▸ **Written exercise**: Where a line below holds the string "this", copy that line.

[Data entries for graphics]

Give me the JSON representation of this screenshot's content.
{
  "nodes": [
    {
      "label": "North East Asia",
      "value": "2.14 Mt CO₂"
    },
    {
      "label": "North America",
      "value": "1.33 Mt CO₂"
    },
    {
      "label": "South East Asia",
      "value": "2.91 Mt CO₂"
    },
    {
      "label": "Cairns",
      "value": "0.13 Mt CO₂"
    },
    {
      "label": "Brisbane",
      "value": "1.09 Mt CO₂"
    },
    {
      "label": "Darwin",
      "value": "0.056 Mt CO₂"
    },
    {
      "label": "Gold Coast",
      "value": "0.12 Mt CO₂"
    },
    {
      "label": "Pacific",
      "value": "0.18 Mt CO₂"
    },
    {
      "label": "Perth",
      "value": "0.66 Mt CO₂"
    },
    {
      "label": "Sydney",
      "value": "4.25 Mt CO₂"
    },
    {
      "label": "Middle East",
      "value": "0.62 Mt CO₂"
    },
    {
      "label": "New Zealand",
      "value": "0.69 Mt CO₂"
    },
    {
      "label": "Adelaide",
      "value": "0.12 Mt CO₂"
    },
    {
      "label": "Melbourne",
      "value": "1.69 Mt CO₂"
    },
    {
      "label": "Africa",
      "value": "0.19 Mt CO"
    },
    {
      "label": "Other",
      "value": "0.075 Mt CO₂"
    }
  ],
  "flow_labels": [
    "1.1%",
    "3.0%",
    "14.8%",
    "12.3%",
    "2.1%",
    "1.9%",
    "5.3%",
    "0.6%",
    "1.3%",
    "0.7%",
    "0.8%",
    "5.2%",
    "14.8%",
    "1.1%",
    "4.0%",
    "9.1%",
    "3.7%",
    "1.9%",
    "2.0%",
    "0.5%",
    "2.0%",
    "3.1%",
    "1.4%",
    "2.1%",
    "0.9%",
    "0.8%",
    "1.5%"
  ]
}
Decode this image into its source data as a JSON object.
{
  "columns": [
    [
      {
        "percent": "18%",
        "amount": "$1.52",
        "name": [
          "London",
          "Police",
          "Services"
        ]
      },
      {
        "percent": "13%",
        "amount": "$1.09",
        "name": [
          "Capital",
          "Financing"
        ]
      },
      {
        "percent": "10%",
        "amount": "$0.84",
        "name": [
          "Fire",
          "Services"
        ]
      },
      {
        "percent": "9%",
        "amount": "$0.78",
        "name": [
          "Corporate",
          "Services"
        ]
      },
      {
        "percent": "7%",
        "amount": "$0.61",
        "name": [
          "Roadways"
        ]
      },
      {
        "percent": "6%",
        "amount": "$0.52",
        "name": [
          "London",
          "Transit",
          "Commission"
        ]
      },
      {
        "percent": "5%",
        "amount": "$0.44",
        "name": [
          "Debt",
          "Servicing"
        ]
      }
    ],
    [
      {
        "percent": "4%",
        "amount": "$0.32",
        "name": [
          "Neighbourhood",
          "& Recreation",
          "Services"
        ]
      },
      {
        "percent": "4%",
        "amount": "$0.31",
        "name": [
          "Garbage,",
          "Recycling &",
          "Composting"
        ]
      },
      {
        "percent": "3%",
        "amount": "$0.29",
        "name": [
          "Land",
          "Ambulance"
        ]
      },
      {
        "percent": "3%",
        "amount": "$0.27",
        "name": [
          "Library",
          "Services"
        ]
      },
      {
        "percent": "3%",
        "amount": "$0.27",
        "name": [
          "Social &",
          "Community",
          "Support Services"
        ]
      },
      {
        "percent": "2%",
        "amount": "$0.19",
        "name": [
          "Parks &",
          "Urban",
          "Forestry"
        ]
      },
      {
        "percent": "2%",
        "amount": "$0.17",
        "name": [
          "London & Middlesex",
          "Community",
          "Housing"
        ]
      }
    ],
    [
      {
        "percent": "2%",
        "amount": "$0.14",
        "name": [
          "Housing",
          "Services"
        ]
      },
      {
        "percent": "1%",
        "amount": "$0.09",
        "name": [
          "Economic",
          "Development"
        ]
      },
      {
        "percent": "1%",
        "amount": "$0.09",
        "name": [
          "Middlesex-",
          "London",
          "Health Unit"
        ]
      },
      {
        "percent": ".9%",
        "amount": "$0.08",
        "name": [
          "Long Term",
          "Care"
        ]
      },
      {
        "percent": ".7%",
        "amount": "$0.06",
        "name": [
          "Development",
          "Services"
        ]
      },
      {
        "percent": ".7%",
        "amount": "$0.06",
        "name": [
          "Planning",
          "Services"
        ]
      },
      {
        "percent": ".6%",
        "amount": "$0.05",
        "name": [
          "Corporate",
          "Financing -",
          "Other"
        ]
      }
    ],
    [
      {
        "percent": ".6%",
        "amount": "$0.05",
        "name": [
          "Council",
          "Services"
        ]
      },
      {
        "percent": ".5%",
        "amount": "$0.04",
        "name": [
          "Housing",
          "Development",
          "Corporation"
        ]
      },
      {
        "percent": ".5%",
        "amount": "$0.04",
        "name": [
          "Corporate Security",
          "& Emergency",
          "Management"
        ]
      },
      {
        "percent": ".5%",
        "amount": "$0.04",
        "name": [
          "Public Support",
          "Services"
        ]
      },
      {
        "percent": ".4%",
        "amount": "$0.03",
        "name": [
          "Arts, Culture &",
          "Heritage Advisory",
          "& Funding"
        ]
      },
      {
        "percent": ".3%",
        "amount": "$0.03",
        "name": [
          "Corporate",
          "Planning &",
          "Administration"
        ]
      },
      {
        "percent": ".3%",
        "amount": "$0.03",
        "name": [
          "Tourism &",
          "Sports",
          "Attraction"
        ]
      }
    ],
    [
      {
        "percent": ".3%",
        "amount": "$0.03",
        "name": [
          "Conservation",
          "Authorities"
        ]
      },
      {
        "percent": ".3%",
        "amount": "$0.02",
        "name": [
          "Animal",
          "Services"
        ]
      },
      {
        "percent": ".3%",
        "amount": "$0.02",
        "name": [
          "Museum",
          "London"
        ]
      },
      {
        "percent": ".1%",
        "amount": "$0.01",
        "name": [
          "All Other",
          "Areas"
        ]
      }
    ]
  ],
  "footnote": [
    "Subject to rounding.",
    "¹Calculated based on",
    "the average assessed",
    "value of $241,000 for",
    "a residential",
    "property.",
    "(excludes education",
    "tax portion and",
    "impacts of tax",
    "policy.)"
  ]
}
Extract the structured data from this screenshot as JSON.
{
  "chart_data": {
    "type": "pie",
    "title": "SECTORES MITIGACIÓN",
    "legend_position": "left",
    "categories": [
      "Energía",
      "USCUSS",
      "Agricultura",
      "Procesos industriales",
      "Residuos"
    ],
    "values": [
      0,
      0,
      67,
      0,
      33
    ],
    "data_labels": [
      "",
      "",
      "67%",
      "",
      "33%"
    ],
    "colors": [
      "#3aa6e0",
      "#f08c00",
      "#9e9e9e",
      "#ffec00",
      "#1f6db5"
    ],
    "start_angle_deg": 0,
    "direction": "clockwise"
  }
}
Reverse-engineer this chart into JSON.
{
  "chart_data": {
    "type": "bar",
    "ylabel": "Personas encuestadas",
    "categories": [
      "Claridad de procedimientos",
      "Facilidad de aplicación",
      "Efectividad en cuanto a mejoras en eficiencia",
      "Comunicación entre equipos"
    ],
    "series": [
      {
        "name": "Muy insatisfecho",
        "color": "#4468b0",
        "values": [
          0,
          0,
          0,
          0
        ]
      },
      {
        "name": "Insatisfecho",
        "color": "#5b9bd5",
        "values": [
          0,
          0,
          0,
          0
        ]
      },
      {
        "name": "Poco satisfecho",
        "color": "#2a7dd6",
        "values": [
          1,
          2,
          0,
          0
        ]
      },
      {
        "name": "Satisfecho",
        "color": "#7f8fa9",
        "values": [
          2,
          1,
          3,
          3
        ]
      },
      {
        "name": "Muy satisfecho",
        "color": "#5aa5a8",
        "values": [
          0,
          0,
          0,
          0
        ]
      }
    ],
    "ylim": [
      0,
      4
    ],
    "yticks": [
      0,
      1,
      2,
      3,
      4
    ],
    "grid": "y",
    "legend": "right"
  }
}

▸ **Finished exercise**:
Give me the JSON representation of this screenshot's content.
Decode this image into its source data as a JSON object.
Extract the structured data from this screenshot as JSON.
Reverse-engineer this chart into JSON.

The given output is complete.